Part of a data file

/---

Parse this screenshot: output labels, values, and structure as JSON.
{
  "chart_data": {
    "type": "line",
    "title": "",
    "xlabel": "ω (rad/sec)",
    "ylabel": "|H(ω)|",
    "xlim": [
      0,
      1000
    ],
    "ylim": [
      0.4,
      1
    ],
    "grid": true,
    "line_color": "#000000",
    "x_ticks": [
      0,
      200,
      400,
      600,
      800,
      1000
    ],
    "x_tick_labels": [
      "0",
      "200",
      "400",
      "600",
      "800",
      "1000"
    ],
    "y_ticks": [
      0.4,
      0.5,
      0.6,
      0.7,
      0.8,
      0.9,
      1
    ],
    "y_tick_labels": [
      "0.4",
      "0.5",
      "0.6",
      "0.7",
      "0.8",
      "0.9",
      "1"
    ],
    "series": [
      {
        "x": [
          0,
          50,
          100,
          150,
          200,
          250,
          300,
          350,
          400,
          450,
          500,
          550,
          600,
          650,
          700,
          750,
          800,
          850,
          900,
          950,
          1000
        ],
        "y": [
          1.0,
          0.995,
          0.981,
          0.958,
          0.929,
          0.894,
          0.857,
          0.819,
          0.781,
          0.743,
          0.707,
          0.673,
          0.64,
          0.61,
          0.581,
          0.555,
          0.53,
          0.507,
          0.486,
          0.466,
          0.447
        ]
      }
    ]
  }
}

\---

- **Stated problem**: Print all of the entries exactly as they appear.

- **Written response**:
Parse this screenshot: output labels, values, and structure as JSON.
{
  "chart_data": {
    "type": "line",
    "title": "",
    "xlabel": "ω (rad/sec)",
    "ylabel": "|H(ω)|",
    "xlim": [
      0,
      1000
    ],
    "ylim": [
      0.4,
      1
    ],
    "grid": true,
    "line_color": "#000000",
    "x_ticks": [
      0,
      200,
      400,
      600,
      800,
      1000
    ],
    "x_tick_labels": [
      "0",
      "200",
      "400",
      "600",
      "800",
      "1000"
    ],
    "y_ticks": [
      0.4,
      0.5,
      0.6,
      0.7,
      0.8,
      0.9,
      1
    ],
    "y_tick_labels": [
      "0.4",
      "0.5",
      "0.6",
      "0.7",
      "0.8",
      "0.9",
      "1"
    ],
    "series": [
      {
        "x": [
          0,
          50,
          100,
          150,
          200,
          250,
          300,
          350,
          400,
          450,
          500,
          550,
          600,
          650,
          700,
          750,
          800,
          850,
          900,
          950,
          1000
        ],
        "y": [
          1.0,
          0.995,
          0.981,
          0.958,
          0.929,
          0.894,
          0.857,
          0.819,
          0.781,
          0.743,
          0.707,
          0.673,
          0.64,
          0.61,
          0.581,
          0.555,
          0.53,
          0.507,
          0.486,
          0.466,
          0.447
        ]
      }
    ]
  }
}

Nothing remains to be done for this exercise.